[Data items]
--------
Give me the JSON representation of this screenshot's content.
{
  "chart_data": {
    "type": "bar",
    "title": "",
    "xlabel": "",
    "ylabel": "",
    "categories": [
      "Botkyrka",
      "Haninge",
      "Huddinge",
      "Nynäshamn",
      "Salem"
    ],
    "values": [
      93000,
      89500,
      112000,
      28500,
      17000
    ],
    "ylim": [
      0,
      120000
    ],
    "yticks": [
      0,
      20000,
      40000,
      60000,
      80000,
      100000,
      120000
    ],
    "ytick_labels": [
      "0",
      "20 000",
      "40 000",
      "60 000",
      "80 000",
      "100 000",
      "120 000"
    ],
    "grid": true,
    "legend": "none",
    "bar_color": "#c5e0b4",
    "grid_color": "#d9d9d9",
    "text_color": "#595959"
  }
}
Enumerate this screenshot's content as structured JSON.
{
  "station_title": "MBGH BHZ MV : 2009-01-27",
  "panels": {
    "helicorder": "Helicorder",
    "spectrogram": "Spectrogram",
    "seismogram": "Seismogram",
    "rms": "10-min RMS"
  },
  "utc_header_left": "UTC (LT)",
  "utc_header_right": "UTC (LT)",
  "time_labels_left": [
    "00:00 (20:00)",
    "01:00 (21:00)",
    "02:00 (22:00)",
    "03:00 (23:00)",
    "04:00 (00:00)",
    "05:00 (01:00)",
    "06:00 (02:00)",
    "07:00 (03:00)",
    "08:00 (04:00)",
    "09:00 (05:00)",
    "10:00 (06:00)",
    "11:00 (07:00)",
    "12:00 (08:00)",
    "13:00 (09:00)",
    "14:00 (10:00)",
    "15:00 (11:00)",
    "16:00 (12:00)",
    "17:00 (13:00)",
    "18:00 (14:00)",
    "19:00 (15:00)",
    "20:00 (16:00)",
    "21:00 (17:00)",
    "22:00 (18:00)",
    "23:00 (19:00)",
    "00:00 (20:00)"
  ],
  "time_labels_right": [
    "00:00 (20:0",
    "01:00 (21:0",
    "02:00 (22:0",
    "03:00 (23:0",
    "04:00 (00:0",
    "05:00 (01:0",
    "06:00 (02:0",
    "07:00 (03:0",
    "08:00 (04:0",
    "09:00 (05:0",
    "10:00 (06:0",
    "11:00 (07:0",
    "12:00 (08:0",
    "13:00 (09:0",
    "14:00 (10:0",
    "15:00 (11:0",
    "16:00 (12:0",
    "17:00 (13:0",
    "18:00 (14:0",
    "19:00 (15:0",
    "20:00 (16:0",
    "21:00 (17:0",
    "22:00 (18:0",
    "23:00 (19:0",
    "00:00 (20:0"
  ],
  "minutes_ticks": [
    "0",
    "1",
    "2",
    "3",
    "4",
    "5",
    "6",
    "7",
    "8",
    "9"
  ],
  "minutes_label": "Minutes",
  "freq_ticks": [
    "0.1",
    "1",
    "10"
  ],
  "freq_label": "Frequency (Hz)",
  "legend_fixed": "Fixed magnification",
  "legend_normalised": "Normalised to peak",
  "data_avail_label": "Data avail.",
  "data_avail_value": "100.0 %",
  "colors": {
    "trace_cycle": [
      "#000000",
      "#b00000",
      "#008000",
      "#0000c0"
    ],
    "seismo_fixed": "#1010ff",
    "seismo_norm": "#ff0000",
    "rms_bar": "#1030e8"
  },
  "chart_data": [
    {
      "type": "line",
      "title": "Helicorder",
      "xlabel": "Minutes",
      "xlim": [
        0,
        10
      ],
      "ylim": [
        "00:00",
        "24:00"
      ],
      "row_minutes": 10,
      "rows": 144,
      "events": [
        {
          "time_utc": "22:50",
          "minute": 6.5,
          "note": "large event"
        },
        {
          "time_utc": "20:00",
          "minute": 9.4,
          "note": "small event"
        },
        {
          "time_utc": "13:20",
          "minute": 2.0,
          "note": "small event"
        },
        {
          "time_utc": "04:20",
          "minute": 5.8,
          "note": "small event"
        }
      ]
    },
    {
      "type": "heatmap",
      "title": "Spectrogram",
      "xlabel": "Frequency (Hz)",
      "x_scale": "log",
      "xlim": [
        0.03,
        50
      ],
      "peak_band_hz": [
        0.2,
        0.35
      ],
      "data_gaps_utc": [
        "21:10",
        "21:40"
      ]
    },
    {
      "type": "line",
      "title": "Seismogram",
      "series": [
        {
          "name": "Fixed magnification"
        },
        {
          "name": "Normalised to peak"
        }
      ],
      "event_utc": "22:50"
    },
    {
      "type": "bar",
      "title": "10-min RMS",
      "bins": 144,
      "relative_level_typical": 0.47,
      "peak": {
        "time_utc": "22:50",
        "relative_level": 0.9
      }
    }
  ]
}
--------
» Brief:
Reproduce all of the entries word for word.

» Result:
Give me the JSON representation of this screenshot's content.
{
  "chart_data": {
    "type": "bar",
    "title": "",
    "xlabel": "",
    "ylabel": "",
    "categories": [
      "Botkyrka",
      "Haninge",
      "Huddinge",
      "Nynäshamn",
      "Salem"
    ],
    "values": [
      93000,
      89500,
      112000,
      28500,
      17000
    ],
    "ylim": [
      0,
      120000
    ],
    "yticks": [
      0,
      20000,
      40000,
      60000,
      80000,
      100000,
      120000
    ],
    "ytick_labels": [
      "0",
      "20 000",
      "40 000",
      "60 000",
      "80 000",
      "100 000",
      "120 000"
    ],
    "grid": true,
    "legend": "none",
    "bar_color": "#c5e0b4",
    "grid_color": "#d9d9d9",
    "text_color": "#595959"
  }
}
Enumerate this screenshot's content as structured JSON.
{
  "station_title": "MBGH BHZ MV : 2009-01-27",
  "panels": {
    "helicorder": "Helicorder",
    "spectrogram": "Spectrogram",
    "seismogram": "Seismogram",
    "rms": "10-min RMS"
  },
  "utc_header_left": "UTC (LT)",
  "utc_header_right": "UTC (LT)",
  "time_labels_left": [
    "00:00 (20:00)",
    "01:00 (21:00)",
    "02:00 (22:00)",
    "03:00 (23:00)",
    "04:00 (00:00)",
    "05:00 (01:00)",
    "06:00 (02:00)",
    "07:00 (03:00)",
    "08:00 (04:00)",
    "09:00 (05:00)",
    "10:00 (06:00)",
    "11:00 (07:00)",
    "12:00 (08:00)",
    "13:00 (09:00)",
    "14:00 (10:00)",
    "15:00 (11:00)",
    "16:00 (12:00)",
    "17:00 (13:00)",
    "18:00 (14:00)",
    "19:00 (15:00)",
    "20:00 (16:00)",
    "21:00 (17:00)",
    "22:00 (18:00)",
    "23:00 (19:00)",
    "00:00 (20:00)"
  ],
  "time_labels_right": [
    "00:00 (20:0",
    "01:00 (21:0",
    "02:00 (22:0",
    "03:00 (23:0",
    "04:00 (00:0",
    "05:00 (01:0",
    "06:00 (02:0",
    "07:00 (03:0",
    "08:00 (04:0",
    "09:00 (05:0",
    "10:00 (06:0",
    "11:00 (07:0",
    "12:00 (08:0",
    "13:00 (09:0",
    "14:00 (10:0",
    "15:00 (11:0",
    "16:00 (12:0",
    "17:00 (13:0",
    "18:00 (14:0",
    "19:00 (15:0",
    "20:00 (16:0",
    "21:00 (17:0",
    "22:00 (18:0",
    "23:00 (19:0",
    "00:00 (20:0"
  ],
  "minutes_ticks": [
    "0",
    "1",
    "2",
    "3",
    "4",
    "5",
    "6",
    "7",
    "8",
    "9"
  ],
  "minutes_label": "Minutes",
  "freq_ticks": [
    "0.1",
    "1",
    "10"
  ],
  "freq_label": "Frequency (Hz)",
  "legend_fixed": "Fixed magnification",
  "legend_normalised": "Normalised to peak",
  "data_avail_label": "Data avail.",
  "data_avail_value": "100.0 %",
  "colors": {
    "trace_cycle": [
      "#000000",
      "#b00000",
      "#008000",
      "#0000c0"
    ],
    "seismo_fixed": "#1010ff",
    "seismo_norm": "#ff0000",
    "rms_bar": "#1030e8"
  },
  "chart_data": [
    {
      "type": "line",
      "title": "Helicorder",
      "xlabel": "Minutes",
      "xlim": [
        0,
        10
      ],
      "ylim": [
        "00:00",
        "24:00"
      ],
      "row_minutes": 10,
      "rows": 144,
      "events": [
        {
          "time_utc": "22:50",
          "minute": 6.5,
          "note": "large event"
        },
        {
          "time_utc": "20:00",
          "minute": 9.4,
          "note": "small event"
        },
        {
          "time_utc": "13:20",
          "minute": 2.0,
          "note": "small event"
        },
        {
          "time_utc": "04:20",
          "minute": 5.8,
          "note": "small event"
        }
      ]
    },
    {
      "type": "heatmap",
      "title": "Spectrogram",
      "xlabel": "Frequency (Hz)",
      "x_scale": "log",
      "xlim": [
        0.03,
        50
      ],
      "peak_band_hz": [
        0.2,
        0.35
      ],
      "data_gaps_utc": [
        "21:10",
        "21:40"
      ]
    },
    {
      "type": "line",
      "title": "Seismogram",
      "series": [
        {
          "name": "Fixed magnification"
        },
        {
          "name": "Normalised to peak"
        }
      ],
      "event_utc": "22:50"
    },
    {
      "type": "bar",
      "title": "10-min RMS",
      "bins": 144,
      "relative_level_typical": 0.47,
      "peak": {
        "time_utc": "22:50",
        "relative_level": 0.9
      }
    }
  ]
}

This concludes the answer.